◆ **Data excerpts**
= = = = =

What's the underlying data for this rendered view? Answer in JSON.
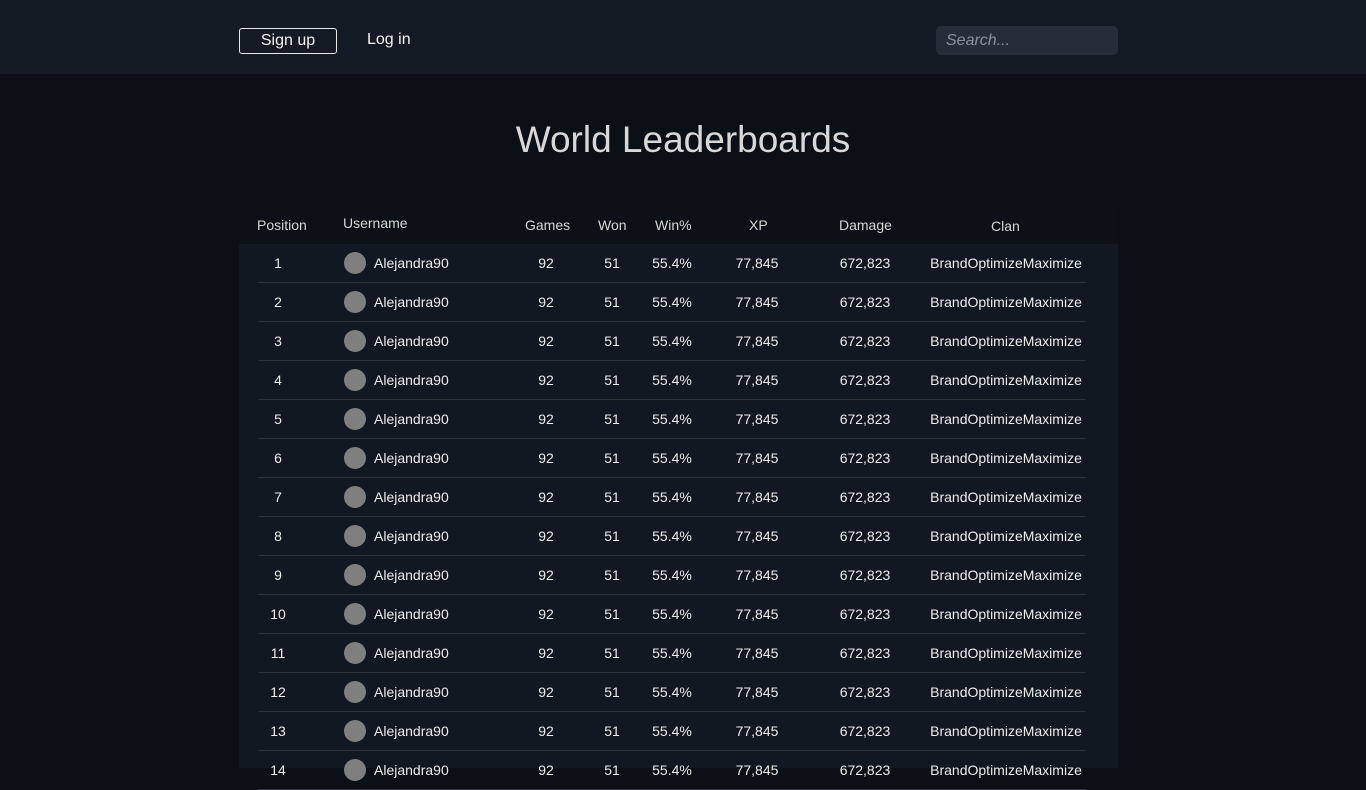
{
  "header": {
    "signup_label": "Sign up",
    "login_label": "Log in",
    "search_placeholder": "Search..."
  },
  "page": {
    "title": "World Leaderboards"
  },
  "table": {
    "columns": [
      "Position",
      "Username",
      "Games",
      "Won",
      "Win%",
      "XP",
      "Damage",
      "Clan"
    ],
    "rows": [
      {
        "position": "1",
        "username": "Alejandra90",
        "games": "92",
        "won": "51",
        "win_pct": "55.4%",
        "xp": "77,845",
        "damage": "672,823",
        "clan": "BrandOptimizeMaximize"
      },
      {
        "position": "2",
        "username": "Alejandra90",
        "games": "92",
        "won": "51",
        "win_pct": "55.4%",
        "xp": "77,845",
        "damage": "672,823",
        "clan": "BrandOptimizeMaximize"
      },
      {
        "position": "3",
        "username": "Alejandra90",
        "games": "92",
        "won": "51",
        "win_pct": "55.4%",
        "xp": "77,845",
        "damage": "672,823",
        "clan": "BrandOptimizeMaximize"
      },
      {
        "position": "4",
        "username": "Alejandra90",
        "games": "92",
        "won": "51",
        "win_pct": "55.4%",
        "xp": "77,845",
        "damage": "672,823",
        "clan": "BrandOptimizeMaximize"
      },
      {
        "position": "5",
        "username": "Alejandra90",
        "games": "92",
        "won": "51",
        "win_pct": "55.4%",
        "xp": "77,845",
        "damage": "672,823",
        "clan": "BrandOptimizeMaximize"
      },
      {
        "position": "6",
        "username": "Alejandra90",
        "games": "92",
        "won": "51",
        "win_pct": "55.4%",
        "xp": "77,845",
        "damage": "672,823",
        "clan": "BrandOptimizeMaximize"
      },
      {
        "position": "7",
        "username": "Alejandra90",
        "games": "92",
        "won": "51",
        "win_pct": "55.4%",
        "xp": "77,845",
        "damage": "672,823",
        "clan": "BrandOptimizeMaximize"
      },
      {
        "position": "8",
        "username": "Alejandra90",
        "games": "92",
        "won": "51",
        "win_pct": "55.4%",
        "xp": "77,845",
        "damage": "672,823",
        "clan": "BrandOptimizeMaximize"
      },
      {
        "position": "9",
        "username": "Alejandra90",
        "games": "92",
        "won": "51",
        "win_pct": "55.4%",
        "xp": "77,845",
        "damage": "672,823",
        "clan": "BrandOptimizeMaximize"
      },
      {
        "position": "10",
        "username": "Alejandra90",
        "games": "92",
        "won": "51",
        "win_pct": "55.4%",
        "xp": "77,845",
        "damage": "672,823",
        "clan": "BrandOptimizeMaximize"
      },
      {
        "position": "11",
        "username": "Alejandra90",
        "games": "92",
        "won": "51",
        "win_pct": "55.4%",
        "xp": "77,845",
        "damage": "672,823",
        "clan": "BrandOptimizeMaximize"
      },
      {
        "position": "12",
        "username": "Alejandra90",
        "games": "92",
        "won": "51",
        "win_pct": "55.4%",
        "xp": "77,845",
        "damage": "672,823",
        "clan": "BrandOptimizeMaximize"
      },
      {
        "position": "13",
        "username": "Alejandra90",
        "games": "92",
        "won": "51",
        "win_pct": "55.4%",
        "xp": "77,845",
        "damage": "672,823",
        "clan": "BrandOptimizeMaximize"
      },
      {
        "position": "14",
        "username": "Alejandra90",
        "games": "92",
        "won": "51",
        "win_pct": "55.4%",
        "xp": "77,845",
        "damage": "672,823",
        "clan": "BrandOptimizeMaximize"
      }
    ]
  },
  "colors": {
    "background": "#0b1017",
    "topbar": "#151b24",
    "table_header": "#0c1118",
    "table_body": "#111821",
    "row_divider": "#2b323c",
    "avatar": "#7f7f7f"
  }
}
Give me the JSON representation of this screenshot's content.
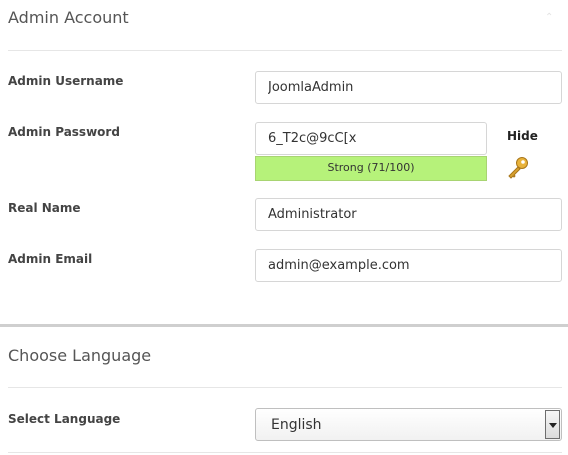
{
  "admin_account": {
    "title": "Admin Account",
    "username_label": "Admin Username",
    "username_value": "JoomlaAdmin",
    "password_label": "Admin Password",
    "password_value": "6_T2c@9cC[x",
    "strength_text": "Strong (71/100)",
    "strength_color": "#b6f27a",
    "hide_label": "Hide",
    "key_icon": "key-icon",
    "realname_label": "Real Name",
    "realname_value": "Administrator",
    "email_label": "Admin Email",
    "email_value": "admin@example.com"
  },
  "language": {
    "title": "Choose Language",
    "select_label": "Select Language",
    "selected": "English"
  }
}
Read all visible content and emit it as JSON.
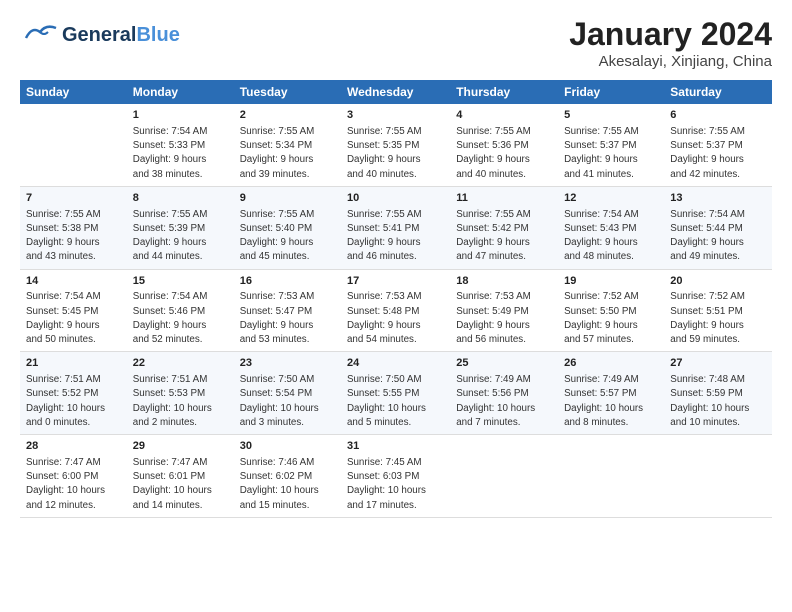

= = = = =

◆ **Problem statement**
Take the records above and transcribe them exactly, dropping every picture.

◆ **Task result**
What's the underlying data for this rendered view? Answer in JSON.
{
  "header": {
    "signup_label": "Sign up",
    "login_label": "Log in",
    "search_placeholder": "Search..."
  },
  "page": {
    "title": "World Leaderboards"
  },
  "table": {
    "columns": [
      "Position",
      "Username",
      "Games",
      "Won",
      "Win%",
      "XP",
      "Damage",
      "Clan"
    ],
    "rows": [
      {
        "position": "1",
        "username": "Alejandra90",
        "games": "92",
        "won": "51",
        "win_pct": "55.4%",
        "xp": "77,845",
        "damage": "672,823",
        "clan": "BrandOptimizeMaximize"
      },
      {
        "position": "2",
        "username": "Alejandra90",
        "games": "92",
        "won": "51",
        "win_pct": "55.4%",
        "xp": "77,845",
        "damage": "672,823",
        "clan": "BrandOptimizeMaximize"
      },
      {
        "position": "3",
        "username": "Alejandra90",
        "games": "92",
        "won": "51",
        "win_pct": "55.4%",
        "xp": "77,845",
        "damage": "672,823",
        "clan": "BrandOptimizeMaximize"
      },
      {
        "position": "4",
        "username": "Alejandra90",
        "games": "92",
        "won": "51",
        "win_pct": "55.4%",
        "xp": "77,845",
        "damage": "672,823",
        "clan": "BrandOptimizeMaximize"
      },
      {
        "position": "5",
        "username": "Alejandra90",
        "games": "92",
        "won": "51",
        "win_pct": "55.4%",
        "xp": "77,845",
        "damage": "672,823",
        "clan": "BrandOptimizeMaximize"
      },
      {
        "position": "6",
        "username": "Alejandra90",
        "games": "92",
        "won": "51",
        "win_pct": "55.4%",
        "xp": "77,845",
        "damage": "672,823",
        "clan": "BrandOptimizeMaximize"
      },
      {
        "position": "7",
        "username": "Alejandra90",
        "games": "92",
        "won": "51",
        "win_pct": "55.4%",
        "xp": "77,845",
        "damage": "672,823",
        "clan": "BrandOptimizeMaximize"
      },
      {
        "position": "8",
        "username": "Alejandra90",
        "games": "92",
        "won": "51",
        "win_pct": "55.4%",
        "xp": "77,845",
        "damage": "672,823",
        "clan": "BrandOptimizeMaximize"
      },
      {
        "position": "9",
        "username": "Alejandra90",
        "games": "92",
        "won": "51",
        "win_pct": "55.4%",
        "xp": "77,845",
        "damage": "672,823",
        "clan": "BrandOptimizeMaximize"
      },
      {
        "position": "10",
        "username": "Alejandra90",
        "games": "92",
        "won": "51",
        "win_pct": "55.4%",
        "xp": "77,845",
        "damage": "672,823",
        "clan": "BrandOptimizeMaximize"
      },
      {
        "position": "11",
        "username": "Alejandra90",
        "games": "92",
        "won": "51",
        "win_pct": "55.4%",
        "xp": "77,845",
        "damage": "672,823",
        "clan": "BrandOptimizeMaximize"
      },
      {
        "position": "12",
        "username": "Alejandra90",
        "games": "92",
        "won": "51",
        "win_pct": "55.4%",
        "xp": "77,845",
        "damage": "672,823",
        "clan": "BrandOptimizeMaximize"
      },
      {
        "position": "13",
        "username": "Alejandra90",
        "games": "92",
        "won": "51",
        "win_pct": "55.4%",
        "xp": "77,845",
        "damage": "672,823",
        "clan": "BrandOptimizeMaximize"
      },
      {
        "position": "14",
        "username": "Alejandra90",
        "games": "92",
        "won": "51",
        "win_pct": "55.4%",
        "xp": "77,845",
        "damage": "672,823",
        "clan": "BrandOptimizeMaximize"
      }
    ]
  },
  "colors": {
    "background": "#0b1017",
    "topbar": "#151b24",
    "table_header": "#0c1118",
    "table_body": "#111821",
    "row_divider": "#2b323c",
    "avatar": "#7f7f7f"
  }
}
Give me the JSON representation of this screenshot's content.
{
  "admin_account": {
    "title": "Admin Account",
    "username_label": "Admin Username",
    "username_value": "JoomlaAdmin",
    "password_label": "Admin Password",
    "password_value": "6_T2c@9cC[x",
    "strength_text": "Strong (71/100)",
    "strength_color": "#b6f27a",
    "hide_label": "Hide",
    "key_icon": "key-icon",
    "realname_label": "Real Name",
    "realname_value": "Administrator",
    "email_label": "Admin Email",
    "email_value": "admin@example.com"
  },
  "language": {
    "title": "Choose Language",
    "select_label": "Select Language",
    "selected": "English"
  }
}
Read all visible content and emit it as JSON.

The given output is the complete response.